■ Exercise aim:
Type out the records that follow, exactly as given.

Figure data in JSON
● ● ● ● ●

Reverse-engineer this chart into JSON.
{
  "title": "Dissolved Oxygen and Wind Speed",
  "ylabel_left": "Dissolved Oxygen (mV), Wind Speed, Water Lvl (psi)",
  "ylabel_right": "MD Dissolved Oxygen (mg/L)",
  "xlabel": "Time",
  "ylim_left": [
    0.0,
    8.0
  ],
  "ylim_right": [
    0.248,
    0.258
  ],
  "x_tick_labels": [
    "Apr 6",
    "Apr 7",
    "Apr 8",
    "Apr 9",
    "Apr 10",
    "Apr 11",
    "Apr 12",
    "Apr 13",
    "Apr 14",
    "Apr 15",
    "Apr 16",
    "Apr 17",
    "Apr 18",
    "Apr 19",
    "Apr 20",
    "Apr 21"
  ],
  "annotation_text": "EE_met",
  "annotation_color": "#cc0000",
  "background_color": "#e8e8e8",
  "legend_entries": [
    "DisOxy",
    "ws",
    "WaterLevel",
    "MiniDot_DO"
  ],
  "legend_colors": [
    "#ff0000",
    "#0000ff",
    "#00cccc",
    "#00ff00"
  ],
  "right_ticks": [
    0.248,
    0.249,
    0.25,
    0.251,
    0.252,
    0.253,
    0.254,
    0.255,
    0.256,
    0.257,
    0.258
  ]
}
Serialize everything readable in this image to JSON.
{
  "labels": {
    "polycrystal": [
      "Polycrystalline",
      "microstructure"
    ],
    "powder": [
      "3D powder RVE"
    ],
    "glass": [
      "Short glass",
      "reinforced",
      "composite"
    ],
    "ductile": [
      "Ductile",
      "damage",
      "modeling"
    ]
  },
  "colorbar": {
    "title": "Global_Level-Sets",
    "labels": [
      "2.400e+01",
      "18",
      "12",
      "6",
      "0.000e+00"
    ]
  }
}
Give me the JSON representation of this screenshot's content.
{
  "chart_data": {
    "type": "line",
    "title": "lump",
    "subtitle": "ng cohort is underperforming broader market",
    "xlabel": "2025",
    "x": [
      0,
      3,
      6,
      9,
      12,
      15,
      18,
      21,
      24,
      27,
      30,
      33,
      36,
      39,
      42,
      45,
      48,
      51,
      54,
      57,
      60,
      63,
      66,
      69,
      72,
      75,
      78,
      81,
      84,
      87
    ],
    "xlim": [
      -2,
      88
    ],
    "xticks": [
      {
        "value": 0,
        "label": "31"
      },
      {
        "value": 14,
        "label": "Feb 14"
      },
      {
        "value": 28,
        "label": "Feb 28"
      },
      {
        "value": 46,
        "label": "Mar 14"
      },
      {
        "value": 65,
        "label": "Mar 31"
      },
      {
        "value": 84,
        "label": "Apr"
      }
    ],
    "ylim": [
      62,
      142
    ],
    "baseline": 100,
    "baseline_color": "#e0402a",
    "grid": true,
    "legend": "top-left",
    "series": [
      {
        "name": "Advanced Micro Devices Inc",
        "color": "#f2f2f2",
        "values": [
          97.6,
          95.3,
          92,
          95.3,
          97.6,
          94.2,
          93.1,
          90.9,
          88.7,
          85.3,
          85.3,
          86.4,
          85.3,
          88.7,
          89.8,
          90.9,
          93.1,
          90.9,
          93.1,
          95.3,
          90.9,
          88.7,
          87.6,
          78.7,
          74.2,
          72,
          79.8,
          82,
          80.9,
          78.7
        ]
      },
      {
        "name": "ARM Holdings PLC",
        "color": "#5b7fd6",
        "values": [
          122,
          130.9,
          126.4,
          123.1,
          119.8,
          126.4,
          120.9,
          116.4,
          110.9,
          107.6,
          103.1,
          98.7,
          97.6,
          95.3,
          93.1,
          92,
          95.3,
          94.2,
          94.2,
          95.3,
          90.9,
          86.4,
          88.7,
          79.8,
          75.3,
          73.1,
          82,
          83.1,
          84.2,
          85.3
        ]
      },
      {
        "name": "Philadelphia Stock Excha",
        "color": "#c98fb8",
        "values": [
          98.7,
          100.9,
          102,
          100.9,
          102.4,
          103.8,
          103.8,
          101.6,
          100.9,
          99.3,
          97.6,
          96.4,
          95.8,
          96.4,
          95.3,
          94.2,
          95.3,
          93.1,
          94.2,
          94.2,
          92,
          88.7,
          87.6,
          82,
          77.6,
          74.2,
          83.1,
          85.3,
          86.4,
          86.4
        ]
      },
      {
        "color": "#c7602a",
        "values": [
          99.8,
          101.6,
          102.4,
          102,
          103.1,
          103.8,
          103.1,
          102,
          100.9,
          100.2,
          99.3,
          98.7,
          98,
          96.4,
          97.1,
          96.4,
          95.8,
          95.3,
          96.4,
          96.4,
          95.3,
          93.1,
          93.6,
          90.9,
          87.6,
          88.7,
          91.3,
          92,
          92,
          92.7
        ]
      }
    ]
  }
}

● ● ● ● ●

■ Output below:
Reverse-engineer this chart into JSON.
{
  "title": "Dissolved Oxygen and Wind Speed",
  "ylabel_left": "Dissolved Oxygen (mV), Wind Speed, Water Lvl (psi)",
  "ylabel_right": "MD Dissolved Oxygen (mg/L)",
  "xlabel": "Time",
  "ylim_left": [
    0.0,
    8.0
  ],
  "ylim_right": [
    0.248,
    0.258
  ],
  "x_tick_labels": [
    "Apr 6",
    "Apr 7",
    "Apr 8",
    "Apr 9",
    "Apr 10",
    "Apr 11",
    "Apr 12",
    "Apr 13",
    "Apr 14",
    "Apr 15",
    "Apr 16",
    "Apr 17",
    "Apr 18",
    "Apr 19",
    "Apr 20",
    "Apr 21"
  ],
  "annotation_text": "EE_met",
  "annotation_color": "#cc0000",
  "background_color": "#e8e8e8",
  "legend_entries": [
    "DisOxy",
    "ws",
    "WaterLevel",
    "MiniDot_DO"
  ],
  "legend_colors": [
    "#ff0000",
    "#0000ff",
    "#00cccc",
    "#00ff00"
  ],
  "right_ticks": [
    0.248,
    0.249,
    0.25,
    0.251,
    0.252,
    0.253,
    0.254,
    0.255,
    0.256,
    0.257,
    0.258
  ]
}
Serialize everything readable in this image to JSON.
{
  "labels": {
    "polycrystal": [
      "Polycrystalline",
      "microstructure"
    ],
    "powder": [
      "3D powder RVE"
    ],
    "glass": [
      "Short glass",
      "reinforced",
      "composite"
    ],
    "ductile": [
      "Ductile",
      "damage",
      "modeling"
    ]
  },
  "colorbar": {
    "title": "Global_Level-Sets",
    "labels": [
      "2.400e+01",
      "18",
      "12",
      "6",
      "0.000e+00"
    ]
  }
}
Give me the JSON representation of this screenshot's content.
{
  "chart_data": {
    "type": "line",
    "title": "lump",
    "subtitle": "ng cohort is underperforming broader market",
    "xlabel": "2025",
    "x": [
      0,
      3,
      6,
      9,
      12,
      15,
      18,
      21,
      24,
      27,
      30,
      33,
      36,
      39,
      42,
      45,
      48,
      51,
      54,
      57,
      60,
      63,
      66,
      69,
      72,
      75,
      78,
      81,
      84,
      87
    ],
    "xlim": [
      -2,
      88
    ],
    "xticks": [
      {
        "value": 0,
        "label": "31"
      },
      {
        "value": 14,
        "label": "Feb 14"
      },
      {
        "value": 28,
        "label": "Feb 28"
      },
      {
        "value": 46,
        "label": "Mar 14"
      },
      {
        "value": 65,
        "label": "Mar 31"
      },
      {
        "value": 84,
        "label": "Apr"
      }
    ],
    "ylim": [
      62,
      142
    ],
    "baseline": 100,
    "baseline_color": "#e0402a",
    "grid": true,
    "legend": "top-left",
    "series": [
      {
        "name": "Advanced Micro Devices Inc",
        "color": "#f2f2f2",
        "values": [
          97.6,
          95.3,
          92,
          95.3,
          97.6,
          94.2,
          93.1,
          90.9,
          88.7,
          85.3,
          85.3,
          86.4,
          85.3,
          88.7,
          89.8,
          90.9,
          93.1,
          90.9,
          93.1,
          95.3,
          90.9,
          88.7,
          87.6,
          78.7,
          74.2,
          72,
          79.8,
          82,
          80.9,
          78.7
        ]
      },
      {
        "name": "ARM Holdings PLC",
        "color": "#5b7fd6",
        "values": [
          122,
          130.9,
          126.4,
          123.1,
          119.8,
          126.4,
          120.9,
          116.4,
          110.9,
          107.6,
          103.1,
          98.7,
          97.6,
          95.3,
          93.1,
          92,
          95.3,
          94.2,
          94.2,
          95.3,
          90.9,
          86.4,
          88.7,
          79.8,
          75.3,
          73.1,
          82,
          83.1,
          84.2,
          85.3
        ]
      },
      {
        "name": "Philadelphia Stock Excha",
        "color": "#c98fb8",
        "values": [
          98.7,
          100.9,
          102,
          100.9,
          102.4,
          103.8,
          103.8,
          101.6,
          100.9,
          99.3,
          97.6,
          96.4,
          95.8,
          96.4,
          95.3,
          94.2,
          95.3,
          93.1,
          94.2,
          94.2,
          92,
          88.7,
          87.6,
          82,
          77.6,
          74.2,
          83.1,
          85.3,
          86.4,
          86.4
        ]
      },
      {
        "color": "#c7602a",
        "values": [
          99.8,
          101.6,
          102.4,
          102,
          103.1,
          103.8,
          103.1,
          102,
          100.9,
          100.2,
          99.3,
          98.7,
          98,
          96.4,
          97.1,
          96.4,
          95.8,
          95.3,
          96.4,
          96.4,
          95.3,
          93.1,
          93.6,
          90.9,
          87.6,
          88.7,
          91.3,
          92,
          92,
          92.7
        ]
      }
    ]
  }
}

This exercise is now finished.